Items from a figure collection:
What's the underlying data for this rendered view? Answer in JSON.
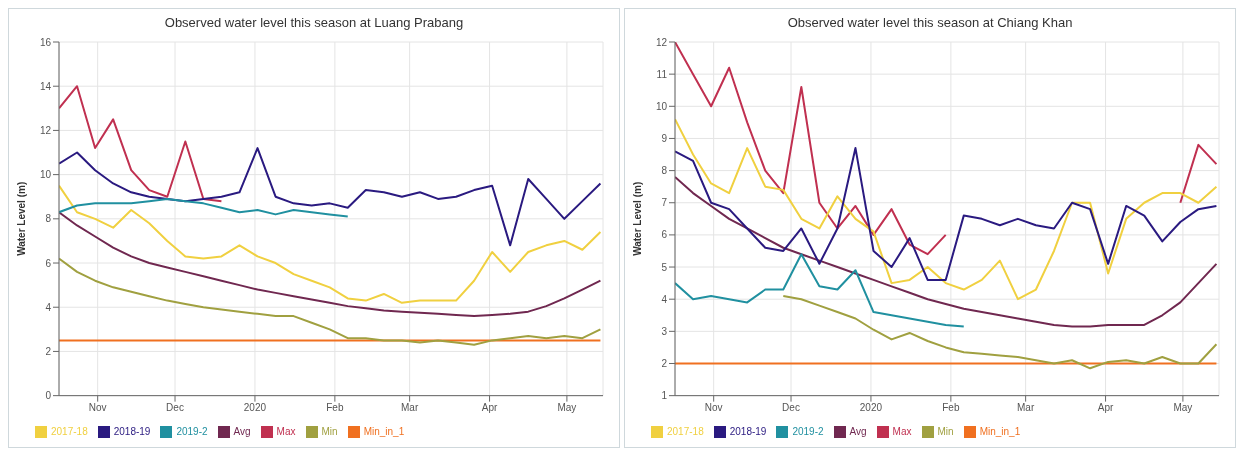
{
  "chart_data": [
    {
      "type": "line",
      "title": "Observed water level this season at Luang Prabang",
      "ylabel": "Water Level (m)",
      "grid": true,
      "legend": "bottom",
      "x": [
        "2019-10-17",
        "2019-10-24",
        "2019-10-31",
        "2019-11-07",
        "2019-11-14",
        "2019-11-21",
        "2019-11-28",
        "2019-12-05",
        "2019-12-12",
        "2019-12-19",
        "2019-12-26",
        "2020-01-02",
        "2020-01-09",
        "2020-01-16",
        "2020-01-23",
        "2020-01-30",
        "2020-02-06",
        "2020-02-13",
        "2020-02-20",
        "2020-02-27",
        "2020-03-05",
        "2020-03-12",
        "2020-03-19",
        "2020-03-26",
        "2020-04-02",
        "2020-04-09",
        "2020-04-16",
        "2020-04-23",
        "2020-04-30",
        "2020-05-07",
        "2020-05-14"
      ],
      "xlim": [
        "2019-10-17",
        "2020-05-15"
      ],
      "xticks": [
        {
          "value": "2019-11-01",
          "label": "Nov"
        },
        {
          "value": "2019-12-01",
          "label": "Dec"
        },
        {
          "value": "2020-01-01",
          "label": "2020"
        },
        {
          "value": "2020-02-01",
          "label": "Feb"
        },
        {
          "value": "2020-03-01",
          "label": "Mar"
        },
        {
          "value": "2020-04-01",
          "label": "Apr"
        },
        {
          "value": "2020-05-01",
          "label": "May"
        }
      ],
      "ylim": [
        0,
        16
      ],
      "yticks": [
        0,
        2,
        4,
        6,
        8,
        10,
        12,
        14,
        16
      ],
      "series": [
        {
          "name": "Min_in_1",
          "color": "#f07020",
          "values": [
            2.5,
            2.5,
            2.5,
            2.5,
            2.5,
            2.5,
            2.5,
            2.5,
            2.5,
            2.5,
            2.5,
            2.5,
            2.5,
            2.5,
            2.5,
            2.5,
            2.5,
            2.5,
            2.5,
            2.5,
            2.5,
            2.5,
            2.5,
            2.5,
            2.5,
            2.5,
            2.5,
            2.5,
            2.5,
            2.5,
            2.5
          ]
        },
        {
          "name": "Min",
          "color": "#a0a040",
          "values": [
            6.2,
            5.6,
            5.2,
            4.9,
            4.7,
            4.5,
            4.3,
            4.15,
            4.0,
            3.9,
            3.8,
            3.7,
            3.6,
            3.6,
            3.3,
            3.0,
            2.6,
            2.6,
            2.5,
            2.5,
            2.4,
            2.5,
            2.4,
            2.3,
            2.5,
            2.6,
            2.7,
            2.6,
            2.7,
            2.6,
            3.0
          ]
        },
        {
          "name": "Avg",
          "color": "#702850",
          "values": [
            8.3,
            7.7,
            7.2,
            6.7,
            6.3,
            6.0,
            5.8,
            5.6,
            5.4,
            5.2,
            5.0,
            4.8,
            4.65,
            4.5,
            4.35,
            4.2,
            4.05,
            3.95,
            3.85,
            3.8,
            3.75,
            3.7,
            3.65,
            3.6,
            3.65,
            3.7,
            3.8,
            4.05,
            4.4,
            4.8,
            5.2
          ]
        },
        {
          "name": "Max",
          "color": "#c03050",
          "values": [
            13.0,
            14.0,
            11.2,
            12.5,
            10.2,
            9.3,
            9.0,
            11.5,
            8.9,
            8.8,
            null,
            null,
            null,
            null,
            null,
            null,
            null,
            null,
            null,
            null,
            null,
            null,
            null,
            null,
            null,
            null,
            null,
            null,
            null,
            null,
            null
          ]
        },
        {
          "name": "2017-18",
          "color": "#f0d040",
          "values": [
            9.5,
            8.3,
            8.0,
            7.6,
            8.4,
            7.8,
            7.0,
            6.3,
            6.2,
            6.3,
            6.8,
            6.3,
            6.0,
            5.5,
            5.2,
            4.9,
            4.4,
            4.3,
            4.6,
            4.2,
            4.3,
            4.3,
            4.3,
            5.2,
            6.5,
            5.6,
            6.5,
            6.8,
            7.0,
            6.6,
            7.4
          ]
        },
        {
          "name": "2018-19",
          "color": "#2a1a80",
          "values": [
            10.5,
            11.0,
            10.2,
            9.6,
            9.2,
            9.0,
            8.9,
            8.8,
            8.9,
            9.0,
            9.2,
            11.2,
            9.0,
            8.7,
            8.6,
            8.7,
            8.5,
            9.3,
            9.2,
            9.0,
            9.2,
            8.9,
            9.0,
            9.3,
            9.5,
            6.8,
            9.8,
            8.9,
            8.0,
            8.8,
            9.6
          ]
        },
        {
          "name": "2019-2",
          "color": "#2090a0",
          "values": [
            8.3,
            8.6,
            8.7,
            8.7,
            8.7,
            8.8,
            8.9,
            8.8,
            8.7,
            8.5,
            8.3,
            8.4,
            8.2,
            8.4,
            8.3,
            8.2,
            8.1,
            null,
            null,
            null,
            null,
            null,
            null,
            null,
            null,
            null,
            null,
            null,
            null,
            null,
            null
          ]
        }
      ]
    },
    {
      "type": "line",
      "title": "Observed water level this season at Chiang Khan",
      "ylabel": "Water Level (m)",
      "grid": true,
      "legend": "bottom",
      "x": [
        "2019-10-17",
        "2019-10-24",
        "2019-10-31",
        "2019-11-07",
        "2019-11-14",
        "2019-11-21",
        "2019-11-28",
        "2019-12-05",
        "2019-12-12",
        "2019-12-19",
        "2019-12-26",
        "2020-01-02",
        "2020-01-09",
        "2020-01-16",
        "2020-01-23",
        "2020-01-30",
        "2020-02-06",
        "2020-02-13",
        "2020-02-20",
        "2020-02-27",
        "2020-03-05",
        "2020-03-12",
        "2020-03-19",
        "2020-03-26",
        "2020-04-02",
        "2020-04-09",
        "2020-04-16",
        "2020-04-23",
        "2020-04-30",
        "2020-05-07",
        "2020-05-14"
      ],
      "xlim": [
        "2019-10-17",
        "2020-05-15"
      ],
      "xticks": [
        {
          "value": "2019-11-01",
          "label": "Nov"
        },
        {
          "value": "2019-12-01",
          "label": "Dec"
        },
        {
          "value": "2020-01-01",
          "label": "2020"
        },
        {
          "value": "2020-02-01",
          "label": "Feb"
        },
        {
          "value": "2020-03-01",
          "label": "Mar"
        },
        {
          "value": "2020-04-01",
          "label": "Apr"
        },
        {
          "value": "2020-05-01",
          "label": "May"
        }
      ],
      "ylim": [
        1,
        12
      ],
      "yticks": [
        1,
        2,
        3,
        4,
        5,
        6,
        7,
        8,
        9,
        10,
        11,
        12
      ],
      "series": [
        {
          "name": "Min_in_1",
          "color": "#f07020",
          "values": [
            2.0,
            2.0,
            2.0,
            2.0,
            2.0,
            2.0,
            2.0,
            2.0,
            2.0,
            2.0,
            2.0,
            2.0,
            2.0,
            2.0,
            2.0,
            2.0,
            2.0,
            2.0,
            2.0,
            2.0,
            2.0,
            2.0,
            2.0,
            2.0,
            2.0,
            2.0,
            2.0,
            2.0,
            2.0,
            2.0,
            2.0
          ]
        },
        {
          "name": "Min",
          "color": "#a0a040",
          "values": [
            null,
            null,
            null,
            null,
            null,
            null,
            4.1,
            4.0,
            3.8,
            3.6,
            3.4,
            3.05,
            2.75,
            2.95,
            2.7,
            2.5,
            2.35,
            2.3,
            2.25,
            2.2,
            2.1,
            2.0,
            2.1,
            1.85,
            2.05,
            2.1,
            2.0,
            2.2,
            2.0,
            2.0,
            2.6
          ]
        },
        {
          "name": "Avg",
          "color": "#702850",
          "values": [
            7.8,
            7.3,
            6.9,
            6.5,
            6.2,
            5.9,
            5.6,
            5.4,
            5.2,
            5.0,
            4.8,
            4.6,
            4.4,
            4.2,
            4.0,
            3.85,
            3.7,
            3.6,
            3.5,
            3.4,
            3.3,
            3.2,
            3.15,
            3.15,
            3.2,
            3.2,
            3.2,
            3.5,
            3.9,
            4.5,
            5.1
          ]
        },
        {
          "name": "Max",
          "color": "#c03050",
          "values": [
            12.0,
            11.0,
            10.0,
            11.2,
            9.5,
            8.0,
            7.3,
            10.6,
            7.0,
            6.2,
            6.9,
            6.0,
            6.8,
            5.7,
            5.4,
            6.0,
            null,
            null,
            null,
            null,
            null,
            null,
            null,
            null,
            null,
            null,
            null,
            null,
            7.0,
            8.8,
            8.2
          ]
        },
        {
          "name": "2017-18",
          "color": "#f0d040",
          "values": [
            9.6,
            8.5,
            7.6,
            7.3,
            8.7,
            7.5,
            7.4,
            6.5,
            6.2,
            7.2,
            6.5,
            6.1,
            4.5,
            4.6,
            5.0,
            4.5,
            4.3,
            4.6,
            5.2,
            4.0,
            4.3,
            5.5,
            7.0,
            7.0,
            4.8,
            6.5,
            7.0,
            7.3,
            7.3,
            7.0,
            7.5
          ]
        },
        {
          "name": "2018-19",
          "color": "#2a1a80",
          "values": [
            8.6,
            8.3,
            7.0,
            6.8,
            6.2,
            5.6,
            5.5,
            6.2,
            5.1,
            6.2,
            8.7,
            5.5,
            5.0,
            5.9,
            4.6,
            4.6,
            6.6,
            6.5,
            6.3,
            6.5,
            6.3,
            6.2,
            7.0,
            6.8,
            5.1,
            6.9,
            6.6,
            5.8,
            6.4,
            6.8,
            6.9
          ]
        },
        {
          "name": "2019-2",
          "color": "#2090a0",
          "values": [
            4.5,
            4.0,
            4.1,
            4.0,
            3.9,
            4.3,
            4.3,
            5.4,
            4.4,
            4.3,
            4.9,
            3.6,
            3.5,
            3.4,
            3.3,
            3.2,
            3.15,
            null,
            null,
            null,
            null,
            null,
            null,
            null,
            null,
            null,
            null,
            null,
            null,
            null,
            null
          ]
        }
      ]
    }
  ]
}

EXERCISE AIM:
Using the records above, find and show each line with the string "season".

EXERCISE RESPONSE:
      "title": "Observed water level this season at Luang Prabang",
      "title": "Observed water level this season at Chiang Khan",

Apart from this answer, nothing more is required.